SELECTED PASSAGE:
The Old Method of Handling a Ship’s Bowsprit.
From an old engraving.
The building of the new navy actually began, one may say, when Secretary of the Navy William H. Hunt appointed a board of naval officers, with Rear-admiral John Rodgers at its head, “to determine the requirements of a new navy.” These officers considered the matter jointly for a proper time, and then reported that the United States should have twenty-one battle-ships—ships fit to meet the best floating forts of the world; seventy unarmored cruisers of various sizes, twenty torpedo boats, five torpedo gunboats, and five rams.
Hauling a Vessel into Port a Hundred Years Ago.
From an old engraving.
It was not an extravagant estimate, and it was approved, in a way, by the nation. Did we build them, or any considerable part of them, straightway? Not at all. We could not build even one of the armored ships. We had saved the expense of experimenting; we had allowed other nations to do our experimenting for us. “Right smart” economists we were. When European experiments had fairly shown what European practice was likely to be, we started in to adopt the European ideas, and suddenly learned, what had never occurred to us as a nation, that the foundation of all sea power is a shipyard. We had been able in the old days to set afloat efficient wooden fighting machines in four months, but when we started in to build an ironclad navy of the modern style, we found that we could not roll even the thinnest of modern armor-plates, and that we could not make a gun that would pierce even the cheap armor carried by the old-fashioned monitors we had lying up in ordinary. The opportunity for showing how easy it was to take advantage of the experiments of other nations was at hand. We had a book knowledge of everything that had been done abroad, but instead of starting in with a ship that should excel, or even equal, say, the Téméraire of the British navy, not to mention the contemporary (in design) Edinburgh, we found we must do a little experimenting and gain a little experience for ourselves.

Recorded data:
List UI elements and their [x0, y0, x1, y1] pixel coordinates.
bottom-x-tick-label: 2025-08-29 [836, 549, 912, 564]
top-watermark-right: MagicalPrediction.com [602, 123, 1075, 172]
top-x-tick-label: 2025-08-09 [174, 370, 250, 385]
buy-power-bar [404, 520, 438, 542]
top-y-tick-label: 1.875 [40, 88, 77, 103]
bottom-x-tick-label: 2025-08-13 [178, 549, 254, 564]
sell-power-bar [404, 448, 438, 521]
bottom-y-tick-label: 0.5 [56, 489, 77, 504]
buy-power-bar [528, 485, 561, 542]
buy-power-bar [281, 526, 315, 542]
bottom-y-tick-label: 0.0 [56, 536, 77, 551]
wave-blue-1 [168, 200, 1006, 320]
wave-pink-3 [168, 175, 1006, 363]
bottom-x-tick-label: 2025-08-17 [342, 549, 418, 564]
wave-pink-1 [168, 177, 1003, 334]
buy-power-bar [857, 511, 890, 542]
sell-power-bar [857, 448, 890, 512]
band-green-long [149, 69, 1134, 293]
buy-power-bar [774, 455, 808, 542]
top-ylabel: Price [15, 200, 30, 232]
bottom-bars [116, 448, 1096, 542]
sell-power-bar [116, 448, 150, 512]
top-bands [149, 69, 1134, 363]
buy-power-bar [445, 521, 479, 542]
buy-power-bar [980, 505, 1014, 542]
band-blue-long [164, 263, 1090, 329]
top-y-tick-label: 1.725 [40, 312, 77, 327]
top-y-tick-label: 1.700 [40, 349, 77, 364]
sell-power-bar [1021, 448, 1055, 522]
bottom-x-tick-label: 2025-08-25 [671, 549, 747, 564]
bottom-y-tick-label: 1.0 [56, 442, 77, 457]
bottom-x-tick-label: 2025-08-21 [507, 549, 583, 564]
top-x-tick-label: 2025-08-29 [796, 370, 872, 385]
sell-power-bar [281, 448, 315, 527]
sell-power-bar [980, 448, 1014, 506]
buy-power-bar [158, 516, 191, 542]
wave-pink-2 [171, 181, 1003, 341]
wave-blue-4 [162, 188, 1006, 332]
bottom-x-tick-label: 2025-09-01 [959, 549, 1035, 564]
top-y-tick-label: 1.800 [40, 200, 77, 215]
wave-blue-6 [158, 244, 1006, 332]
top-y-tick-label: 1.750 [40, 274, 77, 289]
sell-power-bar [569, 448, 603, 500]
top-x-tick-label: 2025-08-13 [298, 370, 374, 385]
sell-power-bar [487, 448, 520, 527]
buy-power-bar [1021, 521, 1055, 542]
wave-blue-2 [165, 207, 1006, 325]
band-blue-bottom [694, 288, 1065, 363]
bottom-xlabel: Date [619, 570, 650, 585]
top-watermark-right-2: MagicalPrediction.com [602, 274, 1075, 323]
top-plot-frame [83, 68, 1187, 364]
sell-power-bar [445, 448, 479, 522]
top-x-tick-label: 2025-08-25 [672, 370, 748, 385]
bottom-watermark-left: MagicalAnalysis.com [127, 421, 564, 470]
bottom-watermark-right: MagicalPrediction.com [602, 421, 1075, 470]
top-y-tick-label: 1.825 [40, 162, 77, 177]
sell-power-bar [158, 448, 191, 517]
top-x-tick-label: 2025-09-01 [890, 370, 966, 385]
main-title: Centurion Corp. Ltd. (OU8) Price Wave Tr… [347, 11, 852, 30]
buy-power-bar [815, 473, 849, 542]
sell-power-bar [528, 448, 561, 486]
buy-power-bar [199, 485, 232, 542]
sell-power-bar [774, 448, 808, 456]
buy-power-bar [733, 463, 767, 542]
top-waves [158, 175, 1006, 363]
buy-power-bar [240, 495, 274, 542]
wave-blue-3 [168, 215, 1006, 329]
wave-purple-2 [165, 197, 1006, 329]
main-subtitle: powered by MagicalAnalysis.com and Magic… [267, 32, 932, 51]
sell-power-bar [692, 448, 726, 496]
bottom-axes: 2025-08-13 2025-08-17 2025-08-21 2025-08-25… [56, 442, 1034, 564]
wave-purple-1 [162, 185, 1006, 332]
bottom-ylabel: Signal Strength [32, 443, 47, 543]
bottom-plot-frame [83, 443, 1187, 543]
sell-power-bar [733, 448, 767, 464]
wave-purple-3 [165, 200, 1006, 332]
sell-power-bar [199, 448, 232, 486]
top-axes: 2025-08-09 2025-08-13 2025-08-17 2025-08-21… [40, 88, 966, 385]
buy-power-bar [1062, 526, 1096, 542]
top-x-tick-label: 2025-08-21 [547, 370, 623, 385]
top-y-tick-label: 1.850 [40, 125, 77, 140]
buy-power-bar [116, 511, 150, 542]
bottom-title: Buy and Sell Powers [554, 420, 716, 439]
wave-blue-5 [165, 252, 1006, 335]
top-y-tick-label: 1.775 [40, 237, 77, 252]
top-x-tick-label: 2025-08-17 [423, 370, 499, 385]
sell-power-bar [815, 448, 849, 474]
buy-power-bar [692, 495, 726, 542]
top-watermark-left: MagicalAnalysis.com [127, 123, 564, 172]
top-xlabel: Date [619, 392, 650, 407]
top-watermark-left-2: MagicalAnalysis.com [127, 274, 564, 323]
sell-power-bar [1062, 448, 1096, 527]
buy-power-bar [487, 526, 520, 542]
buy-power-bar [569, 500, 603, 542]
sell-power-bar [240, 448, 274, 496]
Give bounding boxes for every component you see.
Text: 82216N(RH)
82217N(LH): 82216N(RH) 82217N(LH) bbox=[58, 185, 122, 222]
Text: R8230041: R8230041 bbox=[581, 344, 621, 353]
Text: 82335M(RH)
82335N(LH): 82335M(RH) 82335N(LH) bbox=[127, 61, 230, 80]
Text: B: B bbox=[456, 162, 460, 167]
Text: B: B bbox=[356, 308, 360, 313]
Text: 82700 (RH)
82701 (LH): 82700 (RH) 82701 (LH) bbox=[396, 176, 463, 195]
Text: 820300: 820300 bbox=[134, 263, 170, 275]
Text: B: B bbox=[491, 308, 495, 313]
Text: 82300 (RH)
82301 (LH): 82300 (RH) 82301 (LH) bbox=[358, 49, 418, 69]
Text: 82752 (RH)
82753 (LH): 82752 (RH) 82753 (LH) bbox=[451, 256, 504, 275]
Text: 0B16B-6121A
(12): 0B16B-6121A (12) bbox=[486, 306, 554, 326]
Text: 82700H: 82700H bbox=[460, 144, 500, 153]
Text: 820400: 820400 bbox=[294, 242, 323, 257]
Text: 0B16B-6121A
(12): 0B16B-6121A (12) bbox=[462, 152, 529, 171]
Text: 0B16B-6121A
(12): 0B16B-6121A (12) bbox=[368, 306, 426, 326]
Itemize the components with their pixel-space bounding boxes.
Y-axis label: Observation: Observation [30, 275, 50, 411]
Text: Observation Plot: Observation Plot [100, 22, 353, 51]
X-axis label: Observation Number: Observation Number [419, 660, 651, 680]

WHAT YOU WILL DO:
**A.** In the passage on the new navy, who headed the board of naval officers appointed by Secretary William H. Hunt?
**B.** List each type of vessel the board recommended in the passage on the new navy, along with the number given for it.
**C.** Reproduce the part of the passage on the new navy starting with "The building of" and going on through "Hundred Years Ago.".

SOLUTIONS TO THE TASKS:
**A.** Rear-admiral John Rodgers headed the board.

**B.**
- Battle-ships: twenty-one
- Unarmored cruisers: seventy
- Torpedo boats: twenty
- Torpedo gunboats: five
- Rams: five

**C.**
The building of the new navy actually began, one may say, when Secretary of the Navy William H. Hunt appointed a board of naval officers, with Rear-admiral John Rodgers at its head, “to determine the requirements of a new navy.” These officers considered the matter jointly for a proper time, and then reported that the United States should have twenty-one battle-ships—ships fit to meet the best floating forts of the world; seventy unarmored cruisers of various sizes, twenty torpedo boats, five torpedo gunboats, and five rams.
Hauling a Vessel into Port a Hundred Years Ago.